→ Brief
A single number is the answer here: how many lines of the entries contain "allowed"?
##### Given records #####
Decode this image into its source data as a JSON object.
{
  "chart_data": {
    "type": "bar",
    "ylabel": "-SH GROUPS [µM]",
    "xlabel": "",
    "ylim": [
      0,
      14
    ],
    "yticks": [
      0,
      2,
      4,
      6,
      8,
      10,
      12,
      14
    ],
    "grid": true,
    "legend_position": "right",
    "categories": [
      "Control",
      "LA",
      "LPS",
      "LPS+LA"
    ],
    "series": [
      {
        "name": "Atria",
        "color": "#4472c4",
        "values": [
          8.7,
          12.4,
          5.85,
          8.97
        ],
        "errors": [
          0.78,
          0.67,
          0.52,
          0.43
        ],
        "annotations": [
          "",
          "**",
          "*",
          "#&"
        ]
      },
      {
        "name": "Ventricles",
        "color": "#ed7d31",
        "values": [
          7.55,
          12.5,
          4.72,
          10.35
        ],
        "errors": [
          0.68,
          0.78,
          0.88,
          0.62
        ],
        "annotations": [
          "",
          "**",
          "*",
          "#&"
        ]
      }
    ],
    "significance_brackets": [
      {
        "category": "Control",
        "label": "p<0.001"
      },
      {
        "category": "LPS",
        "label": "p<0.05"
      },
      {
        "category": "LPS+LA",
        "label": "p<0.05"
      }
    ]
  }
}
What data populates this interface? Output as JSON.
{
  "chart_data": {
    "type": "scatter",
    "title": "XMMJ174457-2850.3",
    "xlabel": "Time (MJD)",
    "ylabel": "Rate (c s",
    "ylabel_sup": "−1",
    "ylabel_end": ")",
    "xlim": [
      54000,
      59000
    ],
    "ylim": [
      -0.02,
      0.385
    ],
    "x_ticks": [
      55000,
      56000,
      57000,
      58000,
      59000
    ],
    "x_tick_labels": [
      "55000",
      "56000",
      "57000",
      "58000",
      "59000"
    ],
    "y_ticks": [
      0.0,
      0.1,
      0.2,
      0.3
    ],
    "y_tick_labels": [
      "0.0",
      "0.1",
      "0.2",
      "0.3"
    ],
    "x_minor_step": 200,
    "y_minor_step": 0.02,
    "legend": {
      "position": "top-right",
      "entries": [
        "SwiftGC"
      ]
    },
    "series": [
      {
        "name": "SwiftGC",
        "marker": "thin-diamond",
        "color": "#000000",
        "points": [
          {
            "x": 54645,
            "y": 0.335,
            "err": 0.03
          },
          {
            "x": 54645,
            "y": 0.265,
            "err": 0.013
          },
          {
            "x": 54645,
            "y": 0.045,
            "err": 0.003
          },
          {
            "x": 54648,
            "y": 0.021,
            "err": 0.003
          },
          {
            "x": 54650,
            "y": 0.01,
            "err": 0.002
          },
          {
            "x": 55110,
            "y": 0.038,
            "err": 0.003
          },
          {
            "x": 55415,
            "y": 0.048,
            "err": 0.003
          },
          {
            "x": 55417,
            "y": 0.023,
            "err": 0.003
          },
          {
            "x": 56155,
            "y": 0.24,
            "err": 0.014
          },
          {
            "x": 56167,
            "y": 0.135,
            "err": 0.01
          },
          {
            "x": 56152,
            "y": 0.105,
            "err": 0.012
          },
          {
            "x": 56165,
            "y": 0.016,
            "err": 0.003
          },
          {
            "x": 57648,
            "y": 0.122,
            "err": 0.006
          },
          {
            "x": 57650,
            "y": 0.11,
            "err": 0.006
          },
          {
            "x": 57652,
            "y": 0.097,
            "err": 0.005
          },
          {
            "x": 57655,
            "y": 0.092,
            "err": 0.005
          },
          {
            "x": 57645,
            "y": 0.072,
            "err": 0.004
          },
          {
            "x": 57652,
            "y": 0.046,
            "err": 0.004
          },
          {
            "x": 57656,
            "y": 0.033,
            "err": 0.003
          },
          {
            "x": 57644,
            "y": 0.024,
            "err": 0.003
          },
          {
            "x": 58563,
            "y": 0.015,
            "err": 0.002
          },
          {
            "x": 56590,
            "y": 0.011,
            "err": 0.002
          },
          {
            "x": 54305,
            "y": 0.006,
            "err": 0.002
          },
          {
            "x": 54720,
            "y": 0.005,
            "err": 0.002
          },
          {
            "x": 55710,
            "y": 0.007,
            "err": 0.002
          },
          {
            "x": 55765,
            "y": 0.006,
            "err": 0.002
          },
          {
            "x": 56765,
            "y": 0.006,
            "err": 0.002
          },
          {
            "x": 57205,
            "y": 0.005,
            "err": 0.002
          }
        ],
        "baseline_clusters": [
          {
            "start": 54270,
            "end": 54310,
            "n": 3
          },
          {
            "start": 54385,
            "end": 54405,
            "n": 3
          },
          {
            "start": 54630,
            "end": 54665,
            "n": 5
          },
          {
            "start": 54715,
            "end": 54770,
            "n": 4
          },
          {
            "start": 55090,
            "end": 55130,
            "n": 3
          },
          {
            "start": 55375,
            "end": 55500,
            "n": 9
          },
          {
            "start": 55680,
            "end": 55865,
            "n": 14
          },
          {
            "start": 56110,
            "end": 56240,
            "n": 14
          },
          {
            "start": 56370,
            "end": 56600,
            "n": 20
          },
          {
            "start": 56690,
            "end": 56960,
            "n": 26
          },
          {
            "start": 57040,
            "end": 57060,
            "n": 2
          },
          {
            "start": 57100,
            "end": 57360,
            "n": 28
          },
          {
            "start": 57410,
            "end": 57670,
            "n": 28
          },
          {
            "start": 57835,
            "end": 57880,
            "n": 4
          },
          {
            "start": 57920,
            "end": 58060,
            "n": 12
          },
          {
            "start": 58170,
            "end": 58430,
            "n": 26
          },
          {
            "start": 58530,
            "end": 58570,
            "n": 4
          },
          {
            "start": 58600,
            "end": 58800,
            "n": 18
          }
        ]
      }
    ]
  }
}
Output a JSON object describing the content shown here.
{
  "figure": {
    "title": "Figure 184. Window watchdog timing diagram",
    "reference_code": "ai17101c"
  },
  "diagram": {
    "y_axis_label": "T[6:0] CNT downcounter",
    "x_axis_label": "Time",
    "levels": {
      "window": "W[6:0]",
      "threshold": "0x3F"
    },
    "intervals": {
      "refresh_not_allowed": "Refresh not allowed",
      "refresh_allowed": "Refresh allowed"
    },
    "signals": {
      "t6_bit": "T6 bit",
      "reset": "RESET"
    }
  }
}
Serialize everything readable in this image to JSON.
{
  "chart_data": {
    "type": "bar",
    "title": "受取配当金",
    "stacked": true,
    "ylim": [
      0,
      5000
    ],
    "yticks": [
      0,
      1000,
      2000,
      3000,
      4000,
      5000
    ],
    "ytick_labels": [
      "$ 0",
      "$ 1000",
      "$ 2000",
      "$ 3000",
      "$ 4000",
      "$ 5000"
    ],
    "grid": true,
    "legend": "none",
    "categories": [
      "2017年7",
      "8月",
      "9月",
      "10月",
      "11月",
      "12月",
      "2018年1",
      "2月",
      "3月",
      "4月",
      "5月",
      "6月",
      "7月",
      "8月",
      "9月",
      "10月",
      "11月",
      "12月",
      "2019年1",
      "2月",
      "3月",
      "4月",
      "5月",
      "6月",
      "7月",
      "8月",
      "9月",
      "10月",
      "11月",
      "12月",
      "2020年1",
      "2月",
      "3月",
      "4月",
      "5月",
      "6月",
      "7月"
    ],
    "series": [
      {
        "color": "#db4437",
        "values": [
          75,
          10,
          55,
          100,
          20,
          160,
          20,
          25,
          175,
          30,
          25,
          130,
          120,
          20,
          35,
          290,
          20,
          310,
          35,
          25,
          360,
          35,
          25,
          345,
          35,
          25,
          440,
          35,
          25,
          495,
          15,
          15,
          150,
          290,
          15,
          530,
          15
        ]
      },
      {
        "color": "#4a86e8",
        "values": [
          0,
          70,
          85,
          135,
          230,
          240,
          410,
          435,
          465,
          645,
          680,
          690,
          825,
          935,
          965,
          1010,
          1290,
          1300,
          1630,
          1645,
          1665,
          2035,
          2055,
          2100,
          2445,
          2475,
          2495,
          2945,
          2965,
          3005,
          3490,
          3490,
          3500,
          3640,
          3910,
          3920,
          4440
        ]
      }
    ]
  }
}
#####
→ Full response
2